## THE TASK
Using the data below, copy each line that includes the word "right".
- - -
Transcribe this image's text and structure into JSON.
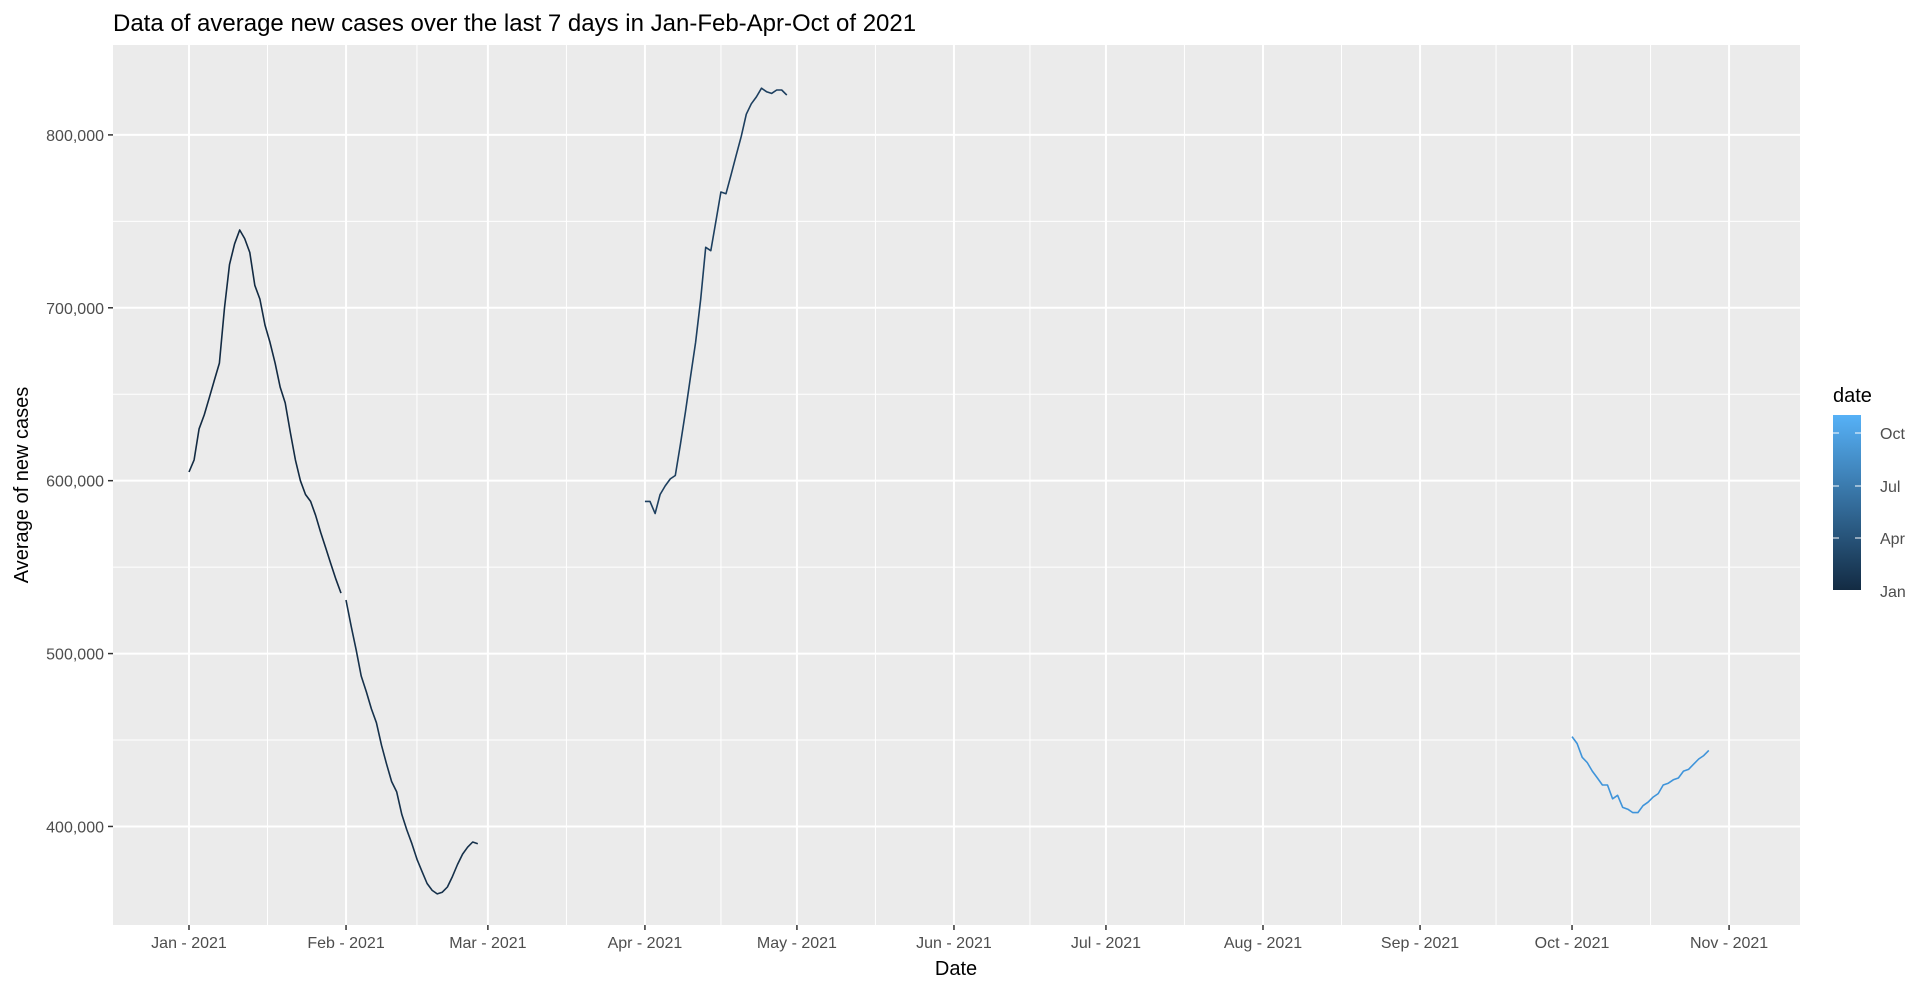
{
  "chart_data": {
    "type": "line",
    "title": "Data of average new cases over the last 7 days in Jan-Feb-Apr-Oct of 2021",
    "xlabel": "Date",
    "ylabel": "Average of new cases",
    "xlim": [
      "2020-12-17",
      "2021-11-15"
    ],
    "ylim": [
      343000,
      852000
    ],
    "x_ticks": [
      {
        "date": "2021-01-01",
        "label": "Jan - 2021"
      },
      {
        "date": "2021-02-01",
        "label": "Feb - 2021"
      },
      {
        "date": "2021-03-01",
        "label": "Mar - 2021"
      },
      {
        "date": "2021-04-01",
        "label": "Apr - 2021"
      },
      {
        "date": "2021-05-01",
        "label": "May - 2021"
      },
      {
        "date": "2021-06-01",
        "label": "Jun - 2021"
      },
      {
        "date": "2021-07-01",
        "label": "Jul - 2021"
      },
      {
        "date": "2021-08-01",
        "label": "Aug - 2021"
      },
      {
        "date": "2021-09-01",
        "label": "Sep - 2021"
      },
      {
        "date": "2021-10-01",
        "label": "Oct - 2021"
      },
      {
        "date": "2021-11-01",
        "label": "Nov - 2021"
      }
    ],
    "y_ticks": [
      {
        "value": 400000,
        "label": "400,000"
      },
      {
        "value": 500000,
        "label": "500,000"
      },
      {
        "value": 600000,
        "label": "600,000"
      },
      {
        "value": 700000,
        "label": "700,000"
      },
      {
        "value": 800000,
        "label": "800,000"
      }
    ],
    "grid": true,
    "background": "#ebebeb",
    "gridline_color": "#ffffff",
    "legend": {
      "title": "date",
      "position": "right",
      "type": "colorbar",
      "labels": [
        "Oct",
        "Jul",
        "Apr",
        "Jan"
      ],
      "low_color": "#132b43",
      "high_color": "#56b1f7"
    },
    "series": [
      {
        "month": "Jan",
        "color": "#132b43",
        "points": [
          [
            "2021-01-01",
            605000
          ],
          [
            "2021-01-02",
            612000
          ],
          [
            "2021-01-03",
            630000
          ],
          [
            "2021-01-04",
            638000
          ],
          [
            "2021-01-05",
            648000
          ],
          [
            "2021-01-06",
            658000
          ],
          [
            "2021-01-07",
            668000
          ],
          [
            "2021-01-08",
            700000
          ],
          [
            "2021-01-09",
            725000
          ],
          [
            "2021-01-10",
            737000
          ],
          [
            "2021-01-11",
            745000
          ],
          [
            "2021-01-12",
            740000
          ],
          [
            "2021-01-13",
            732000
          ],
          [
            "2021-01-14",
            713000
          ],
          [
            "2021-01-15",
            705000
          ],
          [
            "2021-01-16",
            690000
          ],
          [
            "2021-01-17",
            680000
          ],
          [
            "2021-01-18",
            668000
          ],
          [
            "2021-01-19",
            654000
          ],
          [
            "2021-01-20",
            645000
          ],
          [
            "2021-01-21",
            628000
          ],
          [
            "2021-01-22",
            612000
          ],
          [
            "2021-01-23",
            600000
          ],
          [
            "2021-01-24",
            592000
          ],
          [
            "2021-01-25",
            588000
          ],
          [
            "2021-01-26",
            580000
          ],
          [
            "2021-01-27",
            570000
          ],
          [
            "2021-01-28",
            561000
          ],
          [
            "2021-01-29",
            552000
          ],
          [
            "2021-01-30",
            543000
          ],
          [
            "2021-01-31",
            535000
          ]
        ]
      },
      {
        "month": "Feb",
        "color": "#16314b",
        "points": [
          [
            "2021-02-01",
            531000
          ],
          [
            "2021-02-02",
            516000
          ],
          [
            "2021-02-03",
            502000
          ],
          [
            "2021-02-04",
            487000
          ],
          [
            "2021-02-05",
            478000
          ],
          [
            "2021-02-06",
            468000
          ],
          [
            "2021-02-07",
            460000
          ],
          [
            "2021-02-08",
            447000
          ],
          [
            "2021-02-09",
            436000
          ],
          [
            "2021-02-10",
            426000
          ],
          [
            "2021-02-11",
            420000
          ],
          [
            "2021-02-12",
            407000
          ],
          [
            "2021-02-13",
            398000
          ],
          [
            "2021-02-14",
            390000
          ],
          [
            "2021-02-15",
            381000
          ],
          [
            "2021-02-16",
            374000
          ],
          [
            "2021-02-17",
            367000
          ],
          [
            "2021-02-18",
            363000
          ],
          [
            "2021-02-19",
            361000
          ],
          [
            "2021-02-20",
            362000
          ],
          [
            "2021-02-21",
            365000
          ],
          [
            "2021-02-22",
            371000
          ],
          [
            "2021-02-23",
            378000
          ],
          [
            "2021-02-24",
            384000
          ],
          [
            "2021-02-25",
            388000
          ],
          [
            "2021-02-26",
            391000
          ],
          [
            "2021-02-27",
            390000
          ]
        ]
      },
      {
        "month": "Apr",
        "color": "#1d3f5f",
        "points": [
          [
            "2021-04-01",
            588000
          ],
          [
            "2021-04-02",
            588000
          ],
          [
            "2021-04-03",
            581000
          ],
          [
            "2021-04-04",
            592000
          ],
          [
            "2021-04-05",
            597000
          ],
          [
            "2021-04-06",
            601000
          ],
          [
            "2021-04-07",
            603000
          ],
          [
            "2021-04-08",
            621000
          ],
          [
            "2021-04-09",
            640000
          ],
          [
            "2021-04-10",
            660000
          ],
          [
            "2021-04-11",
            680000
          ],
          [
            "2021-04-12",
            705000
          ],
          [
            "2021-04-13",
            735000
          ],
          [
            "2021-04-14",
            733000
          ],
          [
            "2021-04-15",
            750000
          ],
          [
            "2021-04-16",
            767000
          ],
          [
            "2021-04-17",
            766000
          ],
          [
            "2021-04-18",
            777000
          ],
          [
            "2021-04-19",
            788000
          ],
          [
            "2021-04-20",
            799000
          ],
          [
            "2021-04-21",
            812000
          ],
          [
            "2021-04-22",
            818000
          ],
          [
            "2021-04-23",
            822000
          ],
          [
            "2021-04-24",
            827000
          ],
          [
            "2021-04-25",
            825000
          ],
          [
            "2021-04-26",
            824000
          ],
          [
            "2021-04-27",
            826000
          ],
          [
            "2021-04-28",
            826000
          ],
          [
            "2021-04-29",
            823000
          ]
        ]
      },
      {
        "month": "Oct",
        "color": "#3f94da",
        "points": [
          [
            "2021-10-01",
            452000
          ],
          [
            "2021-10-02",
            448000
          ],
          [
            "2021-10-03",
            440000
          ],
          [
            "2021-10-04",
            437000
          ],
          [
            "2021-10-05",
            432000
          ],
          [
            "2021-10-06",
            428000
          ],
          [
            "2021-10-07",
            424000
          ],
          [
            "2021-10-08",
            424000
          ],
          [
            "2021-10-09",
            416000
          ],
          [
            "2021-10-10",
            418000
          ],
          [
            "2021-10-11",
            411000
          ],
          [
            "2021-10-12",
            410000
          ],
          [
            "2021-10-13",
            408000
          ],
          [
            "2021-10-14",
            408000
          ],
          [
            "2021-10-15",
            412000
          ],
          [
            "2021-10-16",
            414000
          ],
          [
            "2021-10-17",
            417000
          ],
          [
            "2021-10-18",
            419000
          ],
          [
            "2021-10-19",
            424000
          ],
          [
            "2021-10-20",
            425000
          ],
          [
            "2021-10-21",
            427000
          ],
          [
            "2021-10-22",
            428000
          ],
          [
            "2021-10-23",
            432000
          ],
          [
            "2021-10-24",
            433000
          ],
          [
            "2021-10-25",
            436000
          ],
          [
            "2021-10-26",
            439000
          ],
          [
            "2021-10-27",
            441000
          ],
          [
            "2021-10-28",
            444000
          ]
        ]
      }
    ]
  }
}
- - -
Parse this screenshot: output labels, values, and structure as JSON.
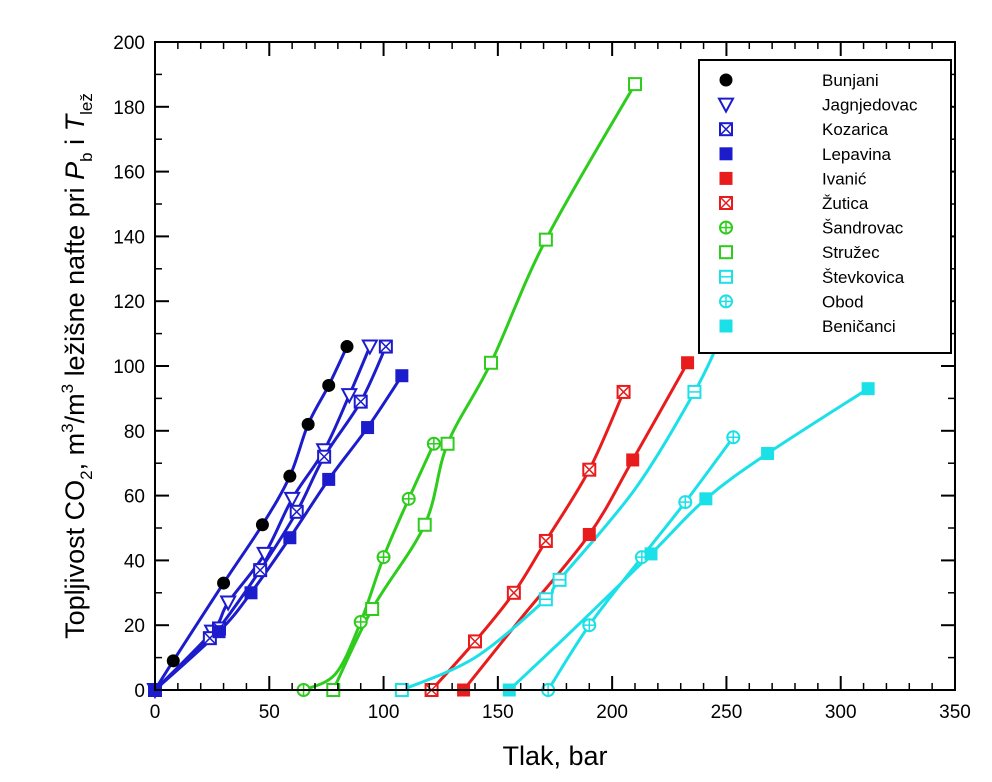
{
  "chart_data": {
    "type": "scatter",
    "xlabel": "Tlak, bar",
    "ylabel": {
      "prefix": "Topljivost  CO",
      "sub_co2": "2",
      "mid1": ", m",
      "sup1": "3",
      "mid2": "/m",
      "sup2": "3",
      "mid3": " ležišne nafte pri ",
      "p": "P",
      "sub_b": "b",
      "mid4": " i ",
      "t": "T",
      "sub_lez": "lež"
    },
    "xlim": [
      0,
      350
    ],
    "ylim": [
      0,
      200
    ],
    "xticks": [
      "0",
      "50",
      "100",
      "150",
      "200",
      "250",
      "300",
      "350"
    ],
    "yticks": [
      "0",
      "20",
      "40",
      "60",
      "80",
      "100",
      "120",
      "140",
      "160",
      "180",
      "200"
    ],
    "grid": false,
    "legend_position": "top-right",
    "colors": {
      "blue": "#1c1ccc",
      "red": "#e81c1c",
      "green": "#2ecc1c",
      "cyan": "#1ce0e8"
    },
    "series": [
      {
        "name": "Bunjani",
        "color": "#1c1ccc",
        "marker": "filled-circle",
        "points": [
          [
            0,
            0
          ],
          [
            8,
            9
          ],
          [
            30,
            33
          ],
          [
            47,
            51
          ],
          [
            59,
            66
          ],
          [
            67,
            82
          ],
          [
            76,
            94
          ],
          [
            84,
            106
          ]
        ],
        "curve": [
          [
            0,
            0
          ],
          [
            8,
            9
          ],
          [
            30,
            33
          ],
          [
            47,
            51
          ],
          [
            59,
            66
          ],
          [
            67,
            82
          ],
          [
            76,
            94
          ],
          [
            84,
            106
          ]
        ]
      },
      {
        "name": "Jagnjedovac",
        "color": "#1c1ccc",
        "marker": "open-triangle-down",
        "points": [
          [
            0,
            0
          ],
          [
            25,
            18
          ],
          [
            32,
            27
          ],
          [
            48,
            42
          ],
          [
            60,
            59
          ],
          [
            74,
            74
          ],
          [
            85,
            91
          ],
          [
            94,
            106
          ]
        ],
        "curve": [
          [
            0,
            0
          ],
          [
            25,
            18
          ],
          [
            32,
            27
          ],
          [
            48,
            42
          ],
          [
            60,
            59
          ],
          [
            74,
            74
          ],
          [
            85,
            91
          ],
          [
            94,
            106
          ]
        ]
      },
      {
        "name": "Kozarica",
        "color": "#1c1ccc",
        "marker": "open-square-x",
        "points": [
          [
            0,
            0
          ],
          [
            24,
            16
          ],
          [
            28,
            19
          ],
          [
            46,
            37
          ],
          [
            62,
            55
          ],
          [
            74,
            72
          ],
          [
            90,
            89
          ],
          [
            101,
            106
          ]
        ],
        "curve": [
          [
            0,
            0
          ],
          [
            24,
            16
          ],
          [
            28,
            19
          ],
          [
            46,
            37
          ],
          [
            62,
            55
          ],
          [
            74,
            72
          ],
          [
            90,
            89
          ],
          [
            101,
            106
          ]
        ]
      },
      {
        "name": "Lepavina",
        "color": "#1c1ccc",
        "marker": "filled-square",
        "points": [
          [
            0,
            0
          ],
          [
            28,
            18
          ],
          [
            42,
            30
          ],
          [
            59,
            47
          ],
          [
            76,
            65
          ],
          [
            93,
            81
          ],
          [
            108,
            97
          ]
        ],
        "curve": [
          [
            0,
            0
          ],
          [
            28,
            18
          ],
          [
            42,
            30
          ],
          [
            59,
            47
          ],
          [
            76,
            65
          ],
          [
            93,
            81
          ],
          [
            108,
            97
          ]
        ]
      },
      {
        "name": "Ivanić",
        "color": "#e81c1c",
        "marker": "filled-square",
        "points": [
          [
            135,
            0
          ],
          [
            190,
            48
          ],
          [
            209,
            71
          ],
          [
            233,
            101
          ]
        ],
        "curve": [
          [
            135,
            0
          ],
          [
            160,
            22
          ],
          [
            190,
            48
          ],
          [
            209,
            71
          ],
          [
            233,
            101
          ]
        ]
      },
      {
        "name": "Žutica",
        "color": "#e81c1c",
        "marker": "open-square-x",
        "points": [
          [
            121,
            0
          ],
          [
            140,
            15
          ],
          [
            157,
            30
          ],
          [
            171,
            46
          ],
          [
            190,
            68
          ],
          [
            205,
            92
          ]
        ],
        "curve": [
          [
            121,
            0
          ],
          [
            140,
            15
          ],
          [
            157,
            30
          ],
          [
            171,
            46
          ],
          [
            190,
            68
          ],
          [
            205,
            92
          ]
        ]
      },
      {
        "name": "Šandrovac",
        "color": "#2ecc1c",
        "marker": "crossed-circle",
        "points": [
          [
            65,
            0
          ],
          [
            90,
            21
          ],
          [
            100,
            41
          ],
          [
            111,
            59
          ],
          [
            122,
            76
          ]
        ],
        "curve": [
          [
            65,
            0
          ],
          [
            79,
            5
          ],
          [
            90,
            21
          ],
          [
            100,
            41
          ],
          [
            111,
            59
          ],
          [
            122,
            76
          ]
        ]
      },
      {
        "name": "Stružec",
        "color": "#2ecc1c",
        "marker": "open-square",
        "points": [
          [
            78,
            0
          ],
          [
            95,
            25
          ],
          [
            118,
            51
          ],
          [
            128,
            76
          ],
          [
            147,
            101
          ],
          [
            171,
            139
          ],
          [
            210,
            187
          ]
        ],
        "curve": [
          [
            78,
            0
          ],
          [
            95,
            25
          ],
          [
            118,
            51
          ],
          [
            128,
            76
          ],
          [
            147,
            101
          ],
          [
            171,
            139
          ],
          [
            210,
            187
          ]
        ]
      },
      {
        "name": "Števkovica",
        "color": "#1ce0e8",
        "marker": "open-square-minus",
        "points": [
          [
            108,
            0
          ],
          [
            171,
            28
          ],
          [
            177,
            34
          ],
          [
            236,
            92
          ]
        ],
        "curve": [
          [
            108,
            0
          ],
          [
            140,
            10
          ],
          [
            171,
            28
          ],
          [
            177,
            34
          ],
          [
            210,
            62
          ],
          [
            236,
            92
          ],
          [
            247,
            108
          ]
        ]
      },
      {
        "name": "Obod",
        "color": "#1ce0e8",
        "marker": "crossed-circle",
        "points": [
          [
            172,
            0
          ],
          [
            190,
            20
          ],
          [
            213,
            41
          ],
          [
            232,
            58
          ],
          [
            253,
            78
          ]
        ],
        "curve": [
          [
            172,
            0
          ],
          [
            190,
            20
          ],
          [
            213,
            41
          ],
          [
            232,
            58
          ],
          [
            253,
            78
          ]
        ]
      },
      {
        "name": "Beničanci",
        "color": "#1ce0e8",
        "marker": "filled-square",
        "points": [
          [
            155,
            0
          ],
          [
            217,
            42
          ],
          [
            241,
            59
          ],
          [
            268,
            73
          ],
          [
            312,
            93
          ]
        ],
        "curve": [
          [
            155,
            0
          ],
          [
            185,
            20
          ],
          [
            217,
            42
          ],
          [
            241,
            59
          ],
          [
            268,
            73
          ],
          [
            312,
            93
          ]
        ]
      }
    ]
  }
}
- - -
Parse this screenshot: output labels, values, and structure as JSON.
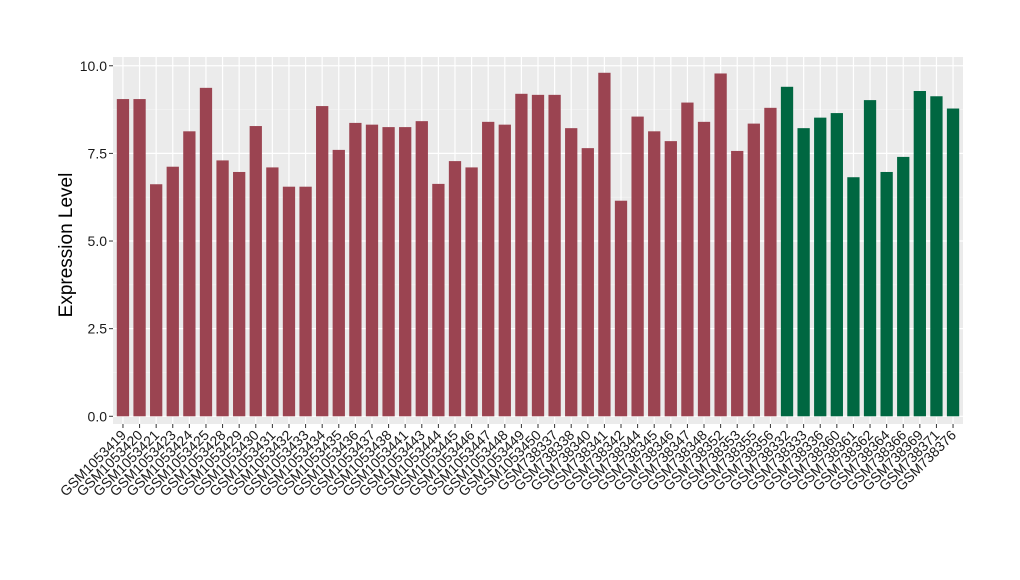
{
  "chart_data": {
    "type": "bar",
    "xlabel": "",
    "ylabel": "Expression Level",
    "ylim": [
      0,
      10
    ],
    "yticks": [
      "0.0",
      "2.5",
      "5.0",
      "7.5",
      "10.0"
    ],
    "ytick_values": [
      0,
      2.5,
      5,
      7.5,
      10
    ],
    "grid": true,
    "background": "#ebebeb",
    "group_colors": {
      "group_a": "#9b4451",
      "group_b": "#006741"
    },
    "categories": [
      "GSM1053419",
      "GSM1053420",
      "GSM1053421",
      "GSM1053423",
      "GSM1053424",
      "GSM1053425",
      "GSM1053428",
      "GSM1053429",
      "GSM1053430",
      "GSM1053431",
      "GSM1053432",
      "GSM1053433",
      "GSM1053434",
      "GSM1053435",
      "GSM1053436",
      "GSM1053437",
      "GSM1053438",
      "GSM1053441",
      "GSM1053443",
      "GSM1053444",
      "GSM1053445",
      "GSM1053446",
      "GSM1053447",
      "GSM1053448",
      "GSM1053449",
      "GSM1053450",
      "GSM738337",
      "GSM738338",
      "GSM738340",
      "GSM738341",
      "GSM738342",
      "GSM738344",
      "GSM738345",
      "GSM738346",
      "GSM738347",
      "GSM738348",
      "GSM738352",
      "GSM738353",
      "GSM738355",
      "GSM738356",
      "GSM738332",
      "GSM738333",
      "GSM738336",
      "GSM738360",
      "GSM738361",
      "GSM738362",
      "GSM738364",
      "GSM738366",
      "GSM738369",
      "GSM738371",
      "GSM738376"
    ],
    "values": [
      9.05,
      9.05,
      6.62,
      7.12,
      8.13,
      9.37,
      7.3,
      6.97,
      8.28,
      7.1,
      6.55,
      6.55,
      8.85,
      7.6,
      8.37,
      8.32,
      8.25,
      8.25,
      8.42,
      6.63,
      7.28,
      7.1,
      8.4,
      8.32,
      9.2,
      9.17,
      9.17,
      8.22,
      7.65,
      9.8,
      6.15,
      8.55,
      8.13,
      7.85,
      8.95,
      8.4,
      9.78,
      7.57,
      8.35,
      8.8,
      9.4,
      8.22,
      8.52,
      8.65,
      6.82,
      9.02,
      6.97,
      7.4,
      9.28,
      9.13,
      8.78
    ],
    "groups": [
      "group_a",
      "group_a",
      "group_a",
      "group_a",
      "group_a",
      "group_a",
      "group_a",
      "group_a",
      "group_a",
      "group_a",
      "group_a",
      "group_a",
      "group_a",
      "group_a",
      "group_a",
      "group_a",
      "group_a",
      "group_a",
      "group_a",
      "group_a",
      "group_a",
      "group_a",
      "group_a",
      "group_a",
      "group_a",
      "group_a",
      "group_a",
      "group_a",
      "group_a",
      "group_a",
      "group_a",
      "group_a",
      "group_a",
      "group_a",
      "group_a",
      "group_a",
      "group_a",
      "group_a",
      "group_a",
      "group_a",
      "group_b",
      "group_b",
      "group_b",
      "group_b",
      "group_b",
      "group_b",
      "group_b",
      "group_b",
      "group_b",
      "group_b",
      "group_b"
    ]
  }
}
- - -
## THE SOLUTION
      "position": "right",
    "legend_position": "top-right",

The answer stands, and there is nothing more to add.